● **Task directions**:
Find the word "contra" in the listing; pull out each line holding it.

● **Records shown**:
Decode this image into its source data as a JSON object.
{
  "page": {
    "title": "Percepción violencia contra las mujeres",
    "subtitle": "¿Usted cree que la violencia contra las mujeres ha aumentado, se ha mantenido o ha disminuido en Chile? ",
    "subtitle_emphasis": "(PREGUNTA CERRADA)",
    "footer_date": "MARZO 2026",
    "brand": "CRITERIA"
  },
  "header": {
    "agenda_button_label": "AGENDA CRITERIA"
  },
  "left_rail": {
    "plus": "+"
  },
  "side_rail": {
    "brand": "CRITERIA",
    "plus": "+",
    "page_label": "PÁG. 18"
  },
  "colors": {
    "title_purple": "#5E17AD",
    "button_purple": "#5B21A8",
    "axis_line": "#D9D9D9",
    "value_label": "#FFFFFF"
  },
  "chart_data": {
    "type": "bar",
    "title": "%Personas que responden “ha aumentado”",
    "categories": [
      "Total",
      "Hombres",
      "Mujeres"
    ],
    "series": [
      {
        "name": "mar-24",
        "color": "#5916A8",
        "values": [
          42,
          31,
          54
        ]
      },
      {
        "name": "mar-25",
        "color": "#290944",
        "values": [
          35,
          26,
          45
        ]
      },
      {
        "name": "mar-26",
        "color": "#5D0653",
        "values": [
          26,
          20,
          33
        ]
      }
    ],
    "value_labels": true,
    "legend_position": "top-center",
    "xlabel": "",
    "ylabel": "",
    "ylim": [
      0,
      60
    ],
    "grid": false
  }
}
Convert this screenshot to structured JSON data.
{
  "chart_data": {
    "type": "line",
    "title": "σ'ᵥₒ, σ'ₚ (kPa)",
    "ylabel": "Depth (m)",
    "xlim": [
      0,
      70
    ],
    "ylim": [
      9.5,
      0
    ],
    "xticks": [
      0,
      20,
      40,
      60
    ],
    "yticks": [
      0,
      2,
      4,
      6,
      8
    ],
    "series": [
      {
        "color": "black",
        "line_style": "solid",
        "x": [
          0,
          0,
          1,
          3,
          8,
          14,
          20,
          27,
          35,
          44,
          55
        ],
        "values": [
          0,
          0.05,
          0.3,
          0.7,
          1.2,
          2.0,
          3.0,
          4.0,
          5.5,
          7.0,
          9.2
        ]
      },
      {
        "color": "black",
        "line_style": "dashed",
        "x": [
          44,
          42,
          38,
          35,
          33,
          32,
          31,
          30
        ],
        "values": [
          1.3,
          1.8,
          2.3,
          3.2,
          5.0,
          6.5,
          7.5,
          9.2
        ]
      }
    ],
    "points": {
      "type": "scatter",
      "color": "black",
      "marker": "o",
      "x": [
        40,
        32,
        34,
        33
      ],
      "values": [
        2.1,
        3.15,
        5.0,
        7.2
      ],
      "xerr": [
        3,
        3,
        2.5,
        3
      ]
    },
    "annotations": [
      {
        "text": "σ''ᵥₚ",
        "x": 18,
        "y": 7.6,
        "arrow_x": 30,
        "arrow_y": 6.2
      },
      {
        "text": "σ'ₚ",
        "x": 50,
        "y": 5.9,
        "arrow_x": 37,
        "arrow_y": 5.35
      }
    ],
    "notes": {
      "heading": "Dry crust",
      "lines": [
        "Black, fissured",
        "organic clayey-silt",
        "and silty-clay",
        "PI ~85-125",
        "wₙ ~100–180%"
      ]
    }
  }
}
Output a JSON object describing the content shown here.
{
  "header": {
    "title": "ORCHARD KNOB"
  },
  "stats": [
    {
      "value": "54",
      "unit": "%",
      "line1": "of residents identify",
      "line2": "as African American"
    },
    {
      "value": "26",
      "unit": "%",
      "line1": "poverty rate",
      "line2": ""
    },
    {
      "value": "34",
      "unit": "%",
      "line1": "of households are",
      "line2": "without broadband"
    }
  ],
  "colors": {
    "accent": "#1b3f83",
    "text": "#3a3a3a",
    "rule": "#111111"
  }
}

● **Solved problem**:
    "title": "Percepción violencia contra las mujeres",
    "subtitle": "¿Usted cree que la violencia contra las mujeres ha aumentado, se ha mantenido o ha disminuido en Chile? ",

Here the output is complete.